# [Required task]
Please retype the data in full and exactly; the pictures are not part of the copy.

# [Data records]
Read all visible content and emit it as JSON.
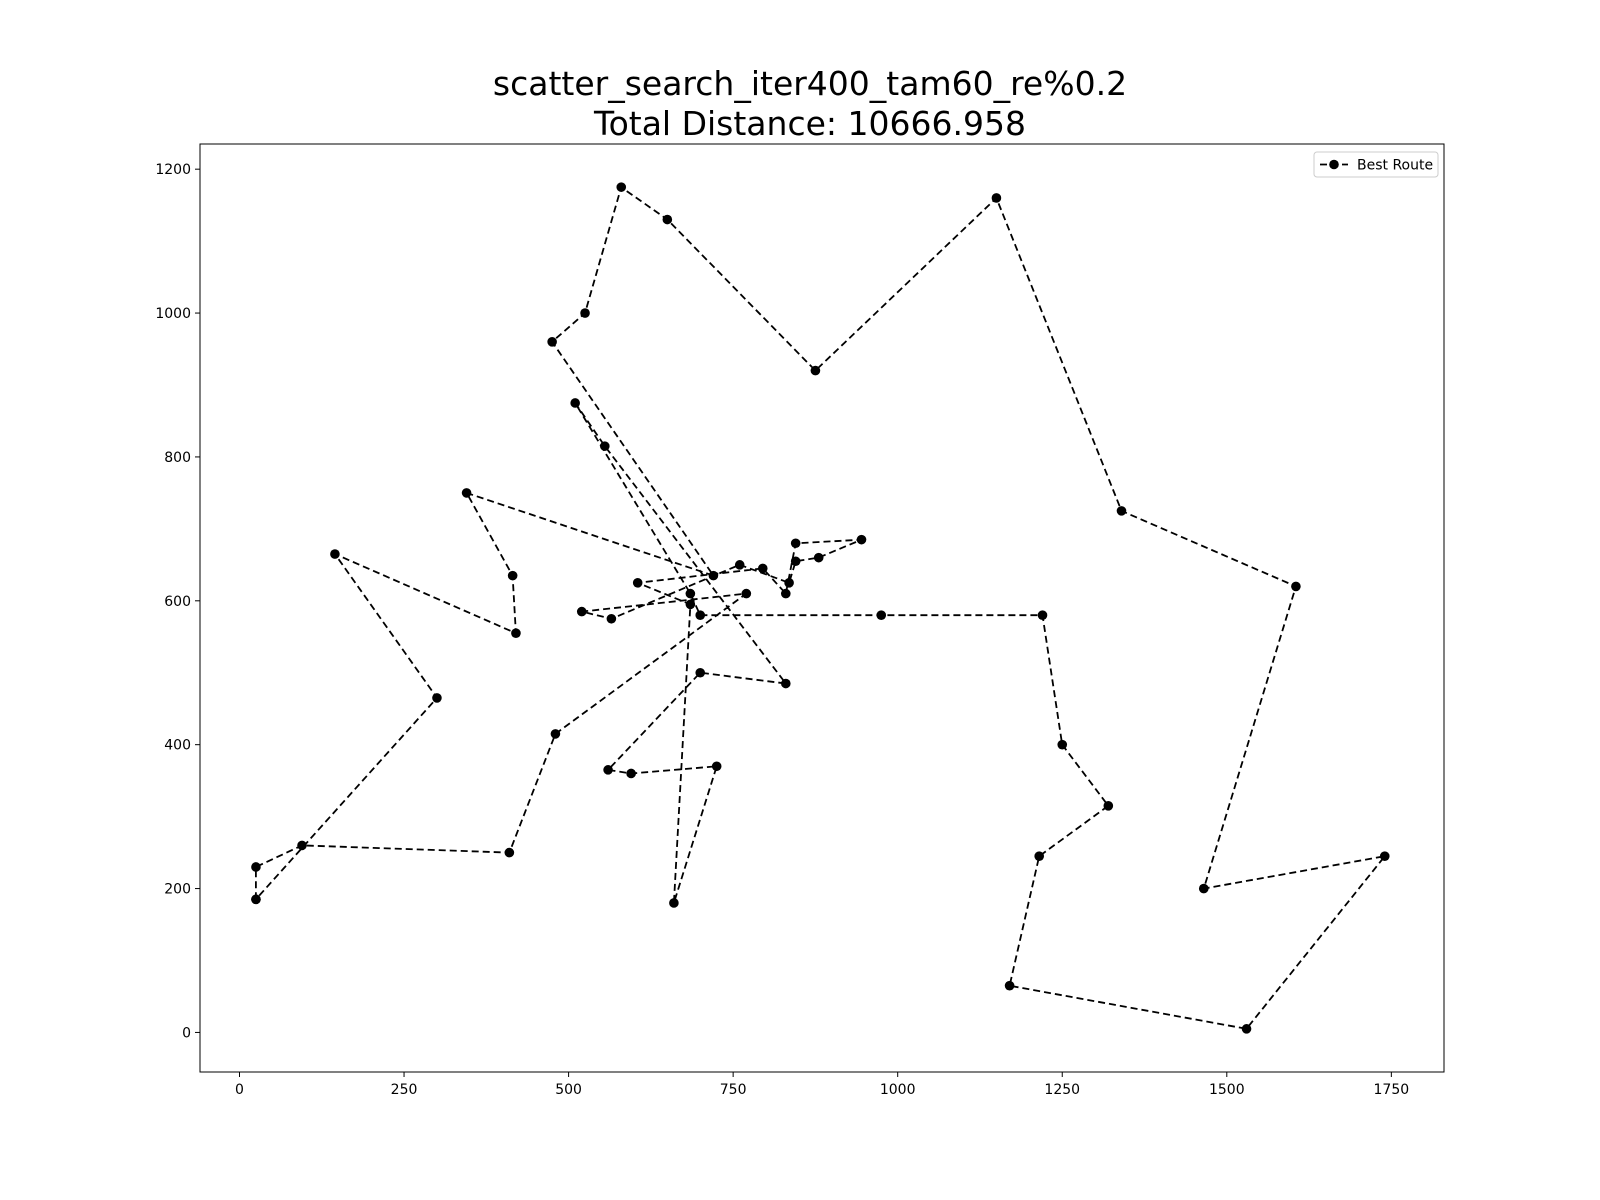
{
  "chart_data": {
    "type": "line",
    "title_lines": [
      "scatter_search_iter400_tam60_re%0.2",
      "Total Distance: 10666.958"
    ],
    "xlabel": "",
    "ylabel": "",
    "xlim": [
      -60,
      1830
    ],
    "ylim": [
      -55,
      1235
    ],
    "x_ticks": [
      0,
      250,
      500,
      750,
      1000,
      1250,
      1500,
      1750
    ],
    "y_ticks": [
      0,
      200,
      400,
      600,
      800,
      1000,
      1200
    ],
    "grid": false,
    "legend_position": "top-right",
    "line_color": "#000000",
    "line_style": "dashed",
    "marker": "circle",
    "series": [
      {
        "name": "Best Route",
        "points": [
          [
            25,
            185
          ],
          [
            25,
            230
          ],
          [
            95,
            260
          ],
          [
            410,
            250
          ],
          [
            480,
            415
          ],
          [
            770,
            610
          ],
          [
            520,
            585
          ],
          [
            565,
            575
          ],
          [
            760,
            650
          ],
          [
            835,
            625
          ],
          [
            845,
            655
          ],
          [
            880,
            660
          ],
          [
            945,
            685
          ],
          [
            845,
            680
          ],
          [
            830,
            610
          ],
          [
            795,
            645
          ],
          [
            605,
            625
          ],
          [
            685,
            595
          ],
          [
            660,
            180
          ],
          [
            725,
            370
          ],
          [
            595,
            360
          ],
          [
            560,
            365
          ],
          [
            700,
            500
          ],
          [
            830,
            485
          ],
          [
            555,
            815
          ],
          [
            510,
            875
          ],
          [
            685,
            610
          ],
          [
            700,
            580
          ],
          [
            975,
            580
          ],
          [
            1220,
            580
          ],
          [
            1250,
            400
          ],
          [
            1320,
            315
          ],
          [
            1215,
            245
          ],
          [
            1170,
            65
          ],
          [
            1530,
            5
          ],
          [
            1740,
            245
          ],
          [
            1465,
            200
          ],
          [
            1605,
            620
          ],
          [
            1340,
            725
          ],
          [
            1150,
            1160
          ],
          [
            875,
            920
          ],
          [
            650,
            1130
          ],
          [
            580,
            1175
          ],
          [
            525,
            1000
          ],
          [
            475,
            960
          ],
          [
            720,
            635
          ],
          [
            345,
            750
          ],
          [
            415,
            635
          ],
          [
            420,
            555
          ],
          [
            145,
            665
          ],
          [
            300,
            465
          ],
          [
            25,
            185
          ]
        ]
      }
    ]
  }
}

# [Problem solution]
Read all visible content and emit it as JSON.
{
  "chart_data": {
    "type": "line",
    "title_lines": [
      "scatter_search_iter400_tam60_re%0.2",
      "Total Distance: 10666.958"
    ],
    "xlabel": "",
    "ylabel": "",
    "xlim": [
      -60,
      1830
    ],
    "ylim": [
      -55,
      1235
    ],
    "x_ticks": [
      0,
      250,
      500,
      750,
      1000,
      1250,
      1500,
      1750
    ],
    "y_ticks": [
      0,
      200,
      400,
      600,
      800,
      1000,
      1200
    ],
    "grid": false,
    "legend_position": "top-right",
    "line_color": "#000000",
    "line_style": "dashed",
    "marker": "circle",
    "series": [
      {
        "name": "Best Route",
        "points": [
          [
            25,
            185
          ],
          [
            25,
            230
          ],
          [
            95,
            260
          ],
          [
            410,
            250
          ],
          [
            480,
            415
          ],
          [
            770,
            610
          ],
          [
            520,
            585
          ],
          [
            565,
            575
          ],
          [
            760,
            650
          ],
          [
            835,
            625
          ],
          [
            845,
            655
          ],
          [
            880,
            660
          ],
          [
            945,
            685
          ],
          [
            845,
            680
          ],
          [
            830,
            610
          ],
          [
            795,
            645
          ],
          [
            605,
            625
          ],
          [
            685,
            595
          ],
          [
            660,
            180
          ],
          [
            725,
            370
          ],
          [
            595,
            360
          ],
          [
            560,
            365
          ],
          [
            700,
            500
          ],
          [
            830,
            485
          ],
          [
            555,
            815
          ],
          [
            510,
            875
          ],
          [
            685,
            610
          ],
          [
            700,
            580
          ],
          [
            975,
            580
          ],
          [
            1220,
            580
          ],
          [
            1250,
            400
          ],
          [
            1320,
            315
          ],
          [
            1215,
            245
          ],
          [
            1170,
            65
          ],
          [
            1530,
            5
          ],
          [
            1740,
            245
          ],
          [
            1465,
            200
          ],
          [
            1605,
            620
          ],
          [
            1340,
            725
          ],
          [
            1150,
            1160
          ],
          [
            875,
            920
          ],
          [
            650,
            1130
          ],
          [
            580,
            1175
          ],
          [
            525,
            1000
          ],
          [
            475,
            960
          ],
          [
            720,
            635
          ],
          [
            345,
            750
          ],
          [
            415,
            635
          ],
          [
            420,
            555
          ],
          [
            145,
            665
          ],
          [
            300,
            465
          ],
          [
            25,
            185
          ]
        ]
      }
    ]
  }
}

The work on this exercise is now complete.